**Task details**
Copy out every one of these lines word for word, leaving the pictures out of your answer.
-- start Dataset excerpts --
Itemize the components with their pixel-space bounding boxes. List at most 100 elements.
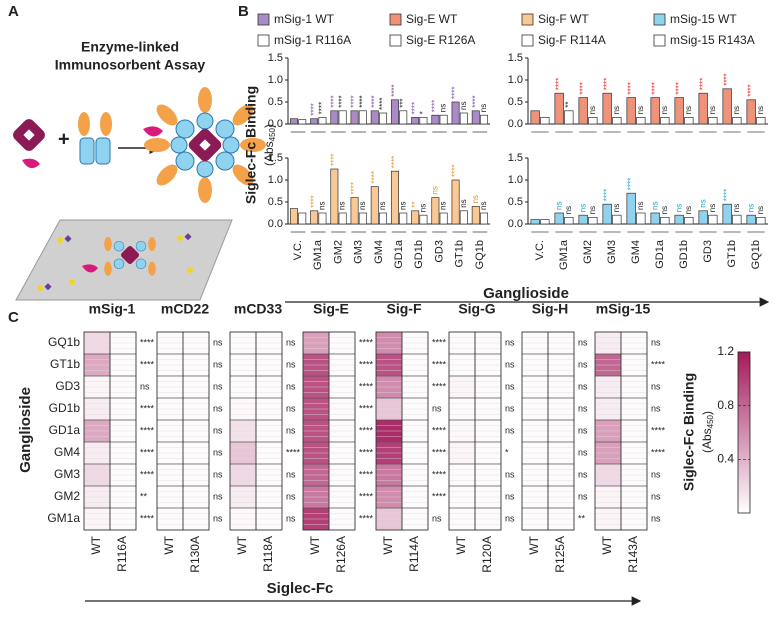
x-axis-title: Siglec-Fc bbox=[267, 580, 334, 597]
bar bbox=[358, 110, 367, 125]
bar bbox=[330, 110, 339, 125]
bar bbox=[411, 117, 420, 125]
significance-label: ** bbox=[140, 491, 148, 501]
significance-label: **** bbox=[432, 359, 447, 369]
bar bbox=[540, 219, 550, 225]
significance-label: **** bbox=[602, 78, 611, 90]
group-header: mSig-15 bbox=[596, 301, 651, 317]
significance-label: * bbox=[419, 111, 428, 114]
significance-label: **** bbox=[378, 98, 387, 110]
bar bbox=[554, 212, 564, 225]
bar bbox=[588, 217, 598, 225]
y-tick-label: 1.5 bbox=[508, 152, 523, 164]
significance-label: ns bbox=[578, 359, 588, 369]
significance-label: **** bbox=[359, 359, 374, 369]
significance-label: **** bbox=[140, 513, 155, 523]
svg-text:+: + bbox=[58, 128, 70, 150]
bar bbox=[746, 99, 756, 125]
significance-label: ns bbox=[732, 106, 741, 114]
y-tick-label: 1.0 bbox=[508, 174, 523, 186]
significance-label: ns bbox=[660, 106, 669, 114]
colorbar-tick-label: 0.8 bbox=[717, 398, 734, 412]
legend-swatch bbox=[257, 34, 270, 47]
significance-label: **** bbox=[651, 359, 666, 369]
bar bbox=[684, 117, 694, 125]
bar bbox=[358, 212, 367, 225]
significance-label: ns bbox=[505, 403, 515, 413]
significance-label: ns bbox=[578, 204, 587, 212]
significance-label: **** bbox=[140, 359, 155, 369]
significance-label: **** bbox=[350, 182, 359, 194]
bar bbox=[370, 110, 379, 125]
bar bbox=[554, 92, 564, 125]
legend-label: Sig-E WT bbox=[406, 12, 458, 26]
significance-label: ns bbox=[419, 204, 428, 212]
significance-label: ns bbox=[612, 106, 621, 114]
significance-label: ns bbox=[213, 513, 223, 523]
x-tick-label: GQ1b bbox=[474, 240, 486, 269]
bar bbox=[674, 214, 684, 225]
significance-label: ns bbox=[636, 202, 645, 210]
significance-label: ns bbox=[588, 206, 597, 214]
significance-label: **** bbox=[390, 156, 399, 168]
bar bbox=[399, 212, 408, 225]
significance-label: **** bbox=[140, 403, 155, 413]
significance-label: **** bbox=[140, 469, 155, 479]
group-header: Sig-G bbox=[458, 301, 495, 317]
column-label: WT bbox=[381, 535, 395, 554]
bar bbox=[289, 118, 298, 125]
significance-label: ns bbox=[651, 381, 661, 391]
significance-label: ns bbox=[612, 204, 621, 212]
bar bbox=[431, 197, 440, 225]
significance-label: ns bbox=[471, 195, 480, 203]
x-tick-label: GT1b bbox=[454, 240, 466, 268]
significance-label: ns bbox=[358, 202, 367, 210]
y-tick-label: 1.0 bbox=[268, 74, 283, 86]
bar bbox=[459, 112, 468, 125]
bar bbox=[379, 212, 388, 225]
y-tick-label: 1.5 bbox=[268, 52, 283, 64]
bar bbox=[419, 117, 428, 125]
significance-label: **** bbox=[471, 95, 480, 107]
significance-label: ns bbox=[578, 425, 588, 435]
x-tick-label: GM3 bbox=[353, 240, 365, 264]
significance-label: **** bbox=[359, 425, 374, 435]
significance-label: **** bbox=[651, 447, 666, 457]
bar bbox=[674, 97, 684, 125]
bar bbox=[451, 179, 460, 225]
significance-label: ns bbox=[684, 206, 693, 214]
row-label: GM2 bbox=[54, 489, 80, 503]
significance-label: **** bbox=[432, 425, 447, 435]
bar bbox=[578, 97, 588, 125]
significance-label: *** bbox=[398, 98, 407, 107]
significance-label: **** bbox=[722, 73, 731, 85]
x-tick-label: GT1b bbox=[726, 240, 738, 268]
significance-label: **** bbox=[359, 491, 374, 501]
significance-label: ns bbox=[554, 202, 563, 210]
significance-label: ns bbox=[578, 469, 588, 479]
significance-label: ns bbox=[698, 199, 707, 207]
significance-label: ns bbox=[651, 403, 661, 413]
bar bbox=[370, 186, 379, 225]
column-label: R114A bbox=[407, 536, 421, 572]
significance-label: ns bbox=[439, 104, 448, 112]
significance-label: **** bbox=[370, 95, 379, 107]
significance-label: **** bbox=[430, 100, 439, 112]
bar bbox=[471, 206, 480, 225]
x-axis-title: Ganglioside bbox=[483, 285, 569, 302]
panel-label: B bbox=[238, 3, 249, 20]
column-label: R120A bbox=[480, 536, 494, 573]
significance-label: **** bbox=[651, 425, 666, 435]
significance-label: **** bbox=[602, 189, 611, 201]
legend-swatch bbox=[257, 13, 270, 26]
significance-label: ns bbox=[318, 202, 327, 210]
significance-label: **** bbox=[140, 425, 155, 435]
significance-label: **** bbox=[746, 84, 755, 96]
group-header: Sig-F bbox=[387, 301, 422, 317]
significance-label: ns bbox=[286, 359, 296, 369]
significance-label: **** bbox=[359, 513, 374, 523]
column-label: R126A bbox=[334, 536, 348, 573]
significance-label: ns bbox=[213, 381, 223, 391]
significance-label: **** bbox=[390, 84, 399, 96]
significance-label: **** bbox=[309, 195, 318, 207]
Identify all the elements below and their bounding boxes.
-- end Dataset excerpts --
**Answer to this problem**
Itemize the components with their pixel-space bounding boxes. List at most 100 elements.
x-axis-title: Siglec-Fc bbox=[267, 580, 334, 597]
bar bbox=[358, 110, 367, 125]
bar bbox=[330, 110, 339, 125]
bar bbox=[411, 117, 420, 125]
significance-label: ** bbox=[140, 491, 148, 501]
significance-label: **** bbox=[432, 359, 447, 369]
bar bbox=[540, 219, 550, 225]
significance-label: **** bbox=[602, 78, 611, 90]
group-header: mSig-15 bbox=[596, 301, 651, 317]
significance-label: * bbox=[419, 111, 428, 114]
significance-label: **** bbox=[378, 98, 387, 110]
bar bbox=[554, 212, 564, 225]
bar bbox=[588, 217, 598, 225]
y-tick-label: 1.5 bbox=[508, 152, 523, 164]
significance-label: ns bbox=[578, 359, 588, 369]
significance-label: **** bbox=[359, 359, 374, 369]
significance-label: **** bbox=[140, 513, 155, 523]
svg-text:+: + bbox=[58, 128, 70, 150]
bar bbox=[746, 99, 756, 125]
significance-label: ns bbox=[732, 106, 741, 114]
y-tick-label: 1.0 bbox=[508, 174, 523, 186]
significance-label: ns bbox=[660, 106, 669, 114]
colorbar-tick-label: 0.8 bbox=[717, 398, 734, 412]
legend-swatch bbox=[257, 34, 270, 47]
significance-label: **** bbox=[651, 359, 666, 369]
bar bbox=[684, 117, 694, 125]
bar bbox=[358, 212, 367, 225]
significance-label: ns bbox=[505, 403, 515, 413]
significance-label: ns bbox=[578, 204, 587, 212]
significance-label: **** bbox=[140, 359, 155, 369]
significance-label: **** bbox=[350, 182, 359, 194]
bar bbox=[370, 110, 379, 125]
bar bbox=[554, 92, 564, 125]
legend-label: Sig-E WT bbox=[406, 12, 458, 26]
significance-label: ns bbox=[419, 204, 428, 212]
significance-label: ns bbox=[612, 106, 621, 114]
significance-label: ns bbox=[213, 513, 223, 523]
x-tick-label: GQ1b bbox=[474, 240, 486, 269]
bar bbox=[674, 214, 684, 225]
significance-label: ns bbox=[636, 202, 645, 210]
significance-label: ns bbox=[588, 206, 597, 214]
significance-label: **** bbox=[390, 156, 399, 168]
bar bbox=[399, 212, 408, 225]
significance-label: **** bbox=[140, 403, 155, 413]
significance-label: **** bbox=[140, 469, 155, 479]
group-header: Sig-G bbox=[458, 301, 495, 317]
column-label: WT bbox=[381, 535, 395, 554]
bar bbox=[289, 118, 298, 125]
significance-label: ns bbox=[651, 381, 661, 391]
significance-label: ns bbox=[612, 204, 621, 212]
bar bbox=[431, 197, 440, 225]
significance-label: ns bbox=[471, 195, 480, 203]
x-tick-label: GT1b bbox=[454, 240, 466, 268]
significance-label: ns bbox=[358, 202, 367, 210]
y-tick-label: 1.0 bbox=[268, 74, 283, 86]
bar bbox=[459, 112, 468, 125]
bar bbox=[379, 212, 388, 225]
y-tick-label: 1.5 bbox=[268, 52, 283, 64]
bar bbox=[419, 117, 428, 125]
significance-label: **** bbox=[471, 95, 480, 107]
significance-label: ns bbox=[578, 425, 588, 435]
x-tick-label: GM3 bbox=[353, 240, 365, 264]
significance-label: **** bbox=[359, 425, 374, 435]
significance-label: **** bbox=[651, 447, 666, 457]
bar bbox=[674, 97, 684, 125]
bar bbox=[451, 179, 460, 225]
significance-label: ns bbox=[684, 206, 693, 214]
row-label: GM2 bbox=[54, 489, 80, 503]
significance-label: **** bbox=[432, 425, 447, 435]
bar bbox=[578, 97, 588, 125]
significance-label: *** bbox=[398, 98, 407, 107]
significance-label: **** bbox=[722, 73, 731, 85]
x-tick-label: GT1b bbox=[726, 240, 738, 268]
significance-label: **** bbox=[359, 491, 374, 501]
significance-label: ns bbox=[554, 202, 563, 210]
significance-label: ns bbox=[578, 469, 588, 479]
significance-label: ns bbox=[698, 199, 707, 207]
significance-label: ns bbox=[651, 403, 661, 413]
bar bbox=[370, 186, 379, 225]
column-label: R114A bbox=[407, 536, 421, 572]
significance-label: ns bbox=[439, 104, 448, 112]
significance-label: **** bbox=[370, 95, 379, 107]
significance-label: **** bbox=[430, 100, 439, 112]
bar bbox=[471, 206, 480, 225]
x-axis-title: Ganglioside bbox=[483, 285, 569, 302]
panel-label: B bbox=[238, 3, 249, 20]
column-label: R120A bbox=[480, 536, 494, 573]
significance-label: **** bbox=[651, 425, 666, 435]
significance-label: **** bbox=[602, 189, 611, 201]
legend-swatch bbox=[257, 13, 270, 26]
significance-label: ns bbox=[318, 202, 327, 210]
significance-label: **** bbox=[140, 425, 155, 435]
significance-label: **** bbox=[746, 84, 755, 96]
group-header: Sig-F bbox=[387, 301, 422, 317]
significance-label: ns bbox=[286, 359, 296, 369]
significance-label: **** bbox=[359, 513, 374, 523]
column-label: R126A bbox=[334, 536, 348, 573]
significance-label: ns bbox=[213, 381, 223, 391]
significance-label: **** bbox=[390, 84, 399, 96]
significance-label: **** bbox=[309, 195, 318, 207]
Identify all the elements below and their bounding boxes.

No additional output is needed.